» **Exercise requirements**:
a) Reproduce the Pine Ridge declaration below from "Notwithstanding the foregoing" to "from this Declaration.".
b) In the Pine Ridge declaration below, what total amount of commercial use is allowed on Lots 4 and 5 of Block 309?

» **Selected extract**:

WHEREAS, in the interest of the uniform, general scheme of development, all of the residential Lots are to be held to the uniform standards set forth herein;
WHEREAS, these amendments have been approved by a majority of the property owners voting on a referendum to amend the Declarations;
WHEREAS, it is the intention of the Corporation that all of the lots identified above within Pine Ridge Units 1 through 6, inclusive, are subject to the Declarations as restated, and; 2
WHEREAS, these amendments, as set forth herein, are necessitated to ensure the above matters,
NOW, THEREFORE, Subdivider does hereby amend, unify and restate the Declarations to provide as follows:1.01 Use Restrictions
Each and every one of the Lots shall be known and described as residential Lots, and no structure shall be constructed or erected on any residential Lots other than one detached single family, site built dwelling not to exceed two stories in height, and accessory buildings thereto. No existing structure, nor any structure built or to be built, shall be partitioned for sale, lease or sublease, but may only be sold, leased or subleased in its entirety as a single family home.
Notwithstanding the foregoing paragraph, Lots 1, 2, 3, and 4 of Block 308, and Lots 4 and 5 of Block 309, all of Pine Ridge Unit Three, are authorized for commercial uses, as follows:
The commercial uses can only be in the nature of office, professional, financial/banks and other like or similar uses; and, Lots 4 and 5 of Block 309 are restricted to a total of 60,000 square feet of commercial use. Lots 7 and 8 of Block 311, and either Lot 1 or 2 of Block 312, all of Pine Ridge Unit Three, are authorized for use as drainage retention areas. Upon the submission of the Lots listed in this paragraph to the commercial deed restrictions, recorded at O.R. Book A42, Page 313, et seq., Public Records of Citrus County, Florida, as amended, said Lots shall be released from this Declaration.

» **Extracted data**:
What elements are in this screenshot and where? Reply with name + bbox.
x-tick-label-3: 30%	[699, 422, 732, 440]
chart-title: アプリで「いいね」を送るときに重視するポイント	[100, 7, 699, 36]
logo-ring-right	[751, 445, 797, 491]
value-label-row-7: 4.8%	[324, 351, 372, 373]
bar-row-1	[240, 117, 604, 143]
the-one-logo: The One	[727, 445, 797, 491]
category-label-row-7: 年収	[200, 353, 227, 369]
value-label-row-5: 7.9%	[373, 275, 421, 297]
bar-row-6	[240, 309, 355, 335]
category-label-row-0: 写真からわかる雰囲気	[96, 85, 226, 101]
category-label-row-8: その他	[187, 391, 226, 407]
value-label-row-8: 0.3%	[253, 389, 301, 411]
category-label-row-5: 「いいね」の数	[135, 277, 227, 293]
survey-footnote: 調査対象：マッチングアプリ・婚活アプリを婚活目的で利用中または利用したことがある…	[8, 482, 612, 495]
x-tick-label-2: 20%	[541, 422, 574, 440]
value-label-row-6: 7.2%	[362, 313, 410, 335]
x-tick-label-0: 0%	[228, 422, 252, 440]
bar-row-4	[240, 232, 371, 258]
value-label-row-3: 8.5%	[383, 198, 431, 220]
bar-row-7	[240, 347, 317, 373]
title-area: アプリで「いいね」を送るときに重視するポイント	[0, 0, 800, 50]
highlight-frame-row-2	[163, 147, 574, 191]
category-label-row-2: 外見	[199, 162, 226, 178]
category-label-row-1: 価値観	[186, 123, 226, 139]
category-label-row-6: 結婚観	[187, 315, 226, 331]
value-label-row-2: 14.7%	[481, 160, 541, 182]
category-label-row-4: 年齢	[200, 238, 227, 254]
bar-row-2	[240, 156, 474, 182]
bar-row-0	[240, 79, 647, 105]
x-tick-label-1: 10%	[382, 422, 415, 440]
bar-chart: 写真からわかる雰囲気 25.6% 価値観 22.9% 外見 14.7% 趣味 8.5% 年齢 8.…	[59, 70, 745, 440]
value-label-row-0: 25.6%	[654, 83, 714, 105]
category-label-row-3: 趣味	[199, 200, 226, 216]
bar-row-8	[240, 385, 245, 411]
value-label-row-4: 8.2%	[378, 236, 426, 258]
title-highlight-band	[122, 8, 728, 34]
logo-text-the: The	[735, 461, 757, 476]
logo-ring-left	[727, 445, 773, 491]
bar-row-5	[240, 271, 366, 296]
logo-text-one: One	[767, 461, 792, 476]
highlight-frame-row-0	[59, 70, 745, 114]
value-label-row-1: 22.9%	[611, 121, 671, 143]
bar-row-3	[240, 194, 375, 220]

» **Solutions to the tasks**:
a)
Notwithstanding the foregoing paragraph, Lots 1, 2, 3, and 4 of Block 308, and Lots 4 and 5 of Block 309, all of Pine Ridge Unit Three, are authorized for commercial uses, as follows:
The commercial uses can only be in the nature of office, professional, financial/banks and other like or similar uses; and, Lots 4 and 5 of Block 309 are restricted to a total of 60,000 square feet of commercial use. Lots 7 and 8 of Block 311, and either Lot 1 or 2 of Block 312, all of Pine Ridge Unit Three, are authorized for use as drainage retention areas. Upon the submission of the Lots listed in this paragraph to the commercial deed restrictions, recorded at O.R. Book A42, Page 313, et seq., Public Records of Citrus County, Florida, as amended, said Lots shall be released from this Declaration.

b) A total of 60,000 square feet.